_What to work on:_
Rewrite the records from the line containing "- resize-handle-icon[interactable]: [540, 465, 549, 484]" through the line containing "- email-label: Email: [87, 347, 124, 362]" as a Markdown table with the columns Row and Line. Number each row and leave out blank lines.

— Start —

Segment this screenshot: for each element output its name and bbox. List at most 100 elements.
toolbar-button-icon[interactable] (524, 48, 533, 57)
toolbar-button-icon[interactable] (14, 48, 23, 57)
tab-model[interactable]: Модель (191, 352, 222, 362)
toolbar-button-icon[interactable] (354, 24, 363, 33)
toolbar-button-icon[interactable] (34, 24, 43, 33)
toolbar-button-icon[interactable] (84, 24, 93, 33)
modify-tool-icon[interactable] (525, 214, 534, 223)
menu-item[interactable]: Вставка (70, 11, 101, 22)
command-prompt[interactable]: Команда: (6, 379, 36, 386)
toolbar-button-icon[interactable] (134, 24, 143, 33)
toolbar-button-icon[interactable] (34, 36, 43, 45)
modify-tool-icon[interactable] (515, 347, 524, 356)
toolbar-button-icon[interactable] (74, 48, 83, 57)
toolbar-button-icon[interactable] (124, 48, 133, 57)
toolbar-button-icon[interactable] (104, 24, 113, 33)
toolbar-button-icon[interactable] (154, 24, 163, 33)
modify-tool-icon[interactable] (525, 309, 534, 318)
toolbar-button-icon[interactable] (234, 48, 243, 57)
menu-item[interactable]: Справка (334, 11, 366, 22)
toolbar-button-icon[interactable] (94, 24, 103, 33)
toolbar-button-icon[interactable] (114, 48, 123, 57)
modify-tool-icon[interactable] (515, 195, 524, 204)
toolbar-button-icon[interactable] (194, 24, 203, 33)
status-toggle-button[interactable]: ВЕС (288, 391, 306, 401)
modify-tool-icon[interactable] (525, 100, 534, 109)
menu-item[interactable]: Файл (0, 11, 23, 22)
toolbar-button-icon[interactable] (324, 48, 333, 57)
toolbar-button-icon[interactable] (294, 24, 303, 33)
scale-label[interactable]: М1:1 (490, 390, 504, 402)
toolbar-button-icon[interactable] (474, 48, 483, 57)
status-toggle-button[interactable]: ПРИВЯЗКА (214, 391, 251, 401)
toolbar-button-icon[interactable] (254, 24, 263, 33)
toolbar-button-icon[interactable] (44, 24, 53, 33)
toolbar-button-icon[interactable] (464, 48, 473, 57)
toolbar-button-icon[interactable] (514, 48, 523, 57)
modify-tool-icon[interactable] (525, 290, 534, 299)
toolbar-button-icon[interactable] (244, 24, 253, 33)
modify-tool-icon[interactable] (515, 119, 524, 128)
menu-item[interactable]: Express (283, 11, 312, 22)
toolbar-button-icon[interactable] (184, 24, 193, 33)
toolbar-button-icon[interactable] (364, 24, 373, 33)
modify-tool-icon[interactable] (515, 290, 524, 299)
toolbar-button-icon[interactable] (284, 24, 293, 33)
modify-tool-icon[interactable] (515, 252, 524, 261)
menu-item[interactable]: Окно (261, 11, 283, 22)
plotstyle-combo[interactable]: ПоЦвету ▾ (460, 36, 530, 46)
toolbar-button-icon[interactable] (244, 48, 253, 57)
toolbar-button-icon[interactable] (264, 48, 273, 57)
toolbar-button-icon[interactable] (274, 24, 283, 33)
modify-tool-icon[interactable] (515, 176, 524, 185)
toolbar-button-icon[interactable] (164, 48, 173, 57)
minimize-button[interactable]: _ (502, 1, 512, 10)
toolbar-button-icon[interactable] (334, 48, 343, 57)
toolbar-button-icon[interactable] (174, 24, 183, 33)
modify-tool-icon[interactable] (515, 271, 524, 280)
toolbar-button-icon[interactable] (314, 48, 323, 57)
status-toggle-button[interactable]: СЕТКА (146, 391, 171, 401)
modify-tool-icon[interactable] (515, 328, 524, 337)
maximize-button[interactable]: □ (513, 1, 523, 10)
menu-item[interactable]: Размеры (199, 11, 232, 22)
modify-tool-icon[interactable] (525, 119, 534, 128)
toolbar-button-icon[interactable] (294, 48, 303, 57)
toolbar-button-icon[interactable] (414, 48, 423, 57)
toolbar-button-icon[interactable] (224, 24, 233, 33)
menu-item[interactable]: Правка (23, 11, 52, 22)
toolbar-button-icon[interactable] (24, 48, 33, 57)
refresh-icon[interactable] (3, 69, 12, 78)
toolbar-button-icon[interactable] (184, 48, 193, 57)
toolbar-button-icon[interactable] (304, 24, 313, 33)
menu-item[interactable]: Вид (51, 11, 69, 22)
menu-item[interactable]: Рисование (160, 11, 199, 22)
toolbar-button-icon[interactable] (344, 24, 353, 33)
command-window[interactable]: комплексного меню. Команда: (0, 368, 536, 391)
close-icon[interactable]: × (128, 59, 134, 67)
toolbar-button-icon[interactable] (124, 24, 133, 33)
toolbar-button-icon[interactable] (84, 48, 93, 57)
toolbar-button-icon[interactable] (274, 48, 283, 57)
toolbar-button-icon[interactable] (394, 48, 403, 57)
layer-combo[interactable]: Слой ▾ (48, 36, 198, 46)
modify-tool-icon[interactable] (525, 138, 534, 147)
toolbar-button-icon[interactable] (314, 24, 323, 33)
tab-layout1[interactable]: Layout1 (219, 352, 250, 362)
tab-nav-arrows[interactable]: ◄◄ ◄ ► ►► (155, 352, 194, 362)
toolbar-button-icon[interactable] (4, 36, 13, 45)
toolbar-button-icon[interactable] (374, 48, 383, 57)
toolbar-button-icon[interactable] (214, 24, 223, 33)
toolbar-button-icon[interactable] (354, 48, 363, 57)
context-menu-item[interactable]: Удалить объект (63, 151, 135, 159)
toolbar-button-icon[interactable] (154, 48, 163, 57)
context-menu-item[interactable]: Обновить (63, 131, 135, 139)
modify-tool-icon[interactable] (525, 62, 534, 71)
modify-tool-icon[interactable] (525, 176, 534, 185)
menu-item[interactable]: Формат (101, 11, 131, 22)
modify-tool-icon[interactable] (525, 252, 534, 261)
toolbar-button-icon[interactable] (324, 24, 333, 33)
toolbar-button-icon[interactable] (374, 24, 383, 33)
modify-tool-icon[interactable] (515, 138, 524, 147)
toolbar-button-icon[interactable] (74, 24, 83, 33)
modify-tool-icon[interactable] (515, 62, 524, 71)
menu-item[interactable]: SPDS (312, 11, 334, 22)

— End —
— Start —

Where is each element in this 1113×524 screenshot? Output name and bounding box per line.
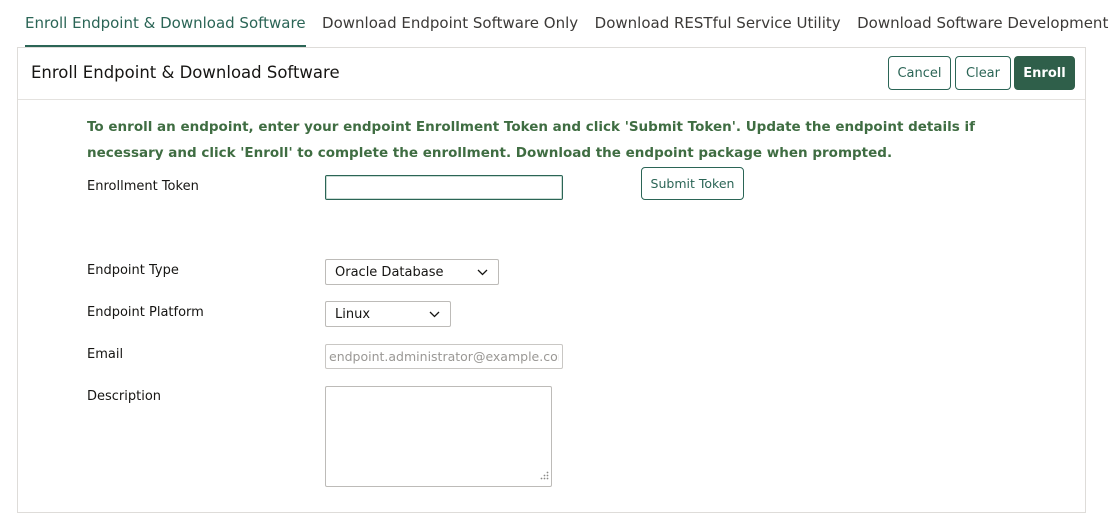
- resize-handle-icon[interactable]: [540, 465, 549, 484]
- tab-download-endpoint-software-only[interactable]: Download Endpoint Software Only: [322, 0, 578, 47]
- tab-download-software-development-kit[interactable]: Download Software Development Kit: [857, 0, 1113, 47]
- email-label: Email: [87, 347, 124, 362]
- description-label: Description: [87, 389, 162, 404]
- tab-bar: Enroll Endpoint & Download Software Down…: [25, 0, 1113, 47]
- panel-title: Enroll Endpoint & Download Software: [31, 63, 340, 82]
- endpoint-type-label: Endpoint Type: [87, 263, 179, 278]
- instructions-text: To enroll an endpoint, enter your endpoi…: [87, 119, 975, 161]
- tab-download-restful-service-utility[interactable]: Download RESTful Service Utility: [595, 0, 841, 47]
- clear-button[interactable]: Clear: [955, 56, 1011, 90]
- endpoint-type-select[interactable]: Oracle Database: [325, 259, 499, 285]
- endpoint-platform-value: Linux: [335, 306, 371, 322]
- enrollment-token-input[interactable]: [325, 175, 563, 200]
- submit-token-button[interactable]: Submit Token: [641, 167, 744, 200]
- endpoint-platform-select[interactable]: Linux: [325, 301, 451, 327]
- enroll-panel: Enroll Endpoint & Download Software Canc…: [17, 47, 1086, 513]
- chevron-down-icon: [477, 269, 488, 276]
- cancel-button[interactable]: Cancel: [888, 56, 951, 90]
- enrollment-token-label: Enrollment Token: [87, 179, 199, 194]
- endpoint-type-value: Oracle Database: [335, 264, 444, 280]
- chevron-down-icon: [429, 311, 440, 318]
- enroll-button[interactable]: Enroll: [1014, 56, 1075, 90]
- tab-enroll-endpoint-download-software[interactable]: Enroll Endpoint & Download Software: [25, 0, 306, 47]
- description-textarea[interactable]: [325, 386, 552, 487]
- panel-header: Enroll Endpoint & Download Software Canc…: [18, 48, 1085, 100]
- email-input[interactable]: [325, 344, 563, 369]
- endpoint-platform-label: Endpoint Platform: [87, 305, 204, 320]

— End —

_Solution to the problem:_
| Row | Line |
|---|---|
| 1 | - resize-handle-icon[interactable]: [540, 465, 549, 484] |
| 2 | - tab-download-endpoint-software-only[interactable]: Download Endpoint Software Only: [322, 0, 578, 47] |
| 3 | - tab-download-software-development-kit[interactable]: Download Software Development Kit: [857, 0, 1113, 47] |
| 4 | - email-label: Email: [87, 347, 124, 362] |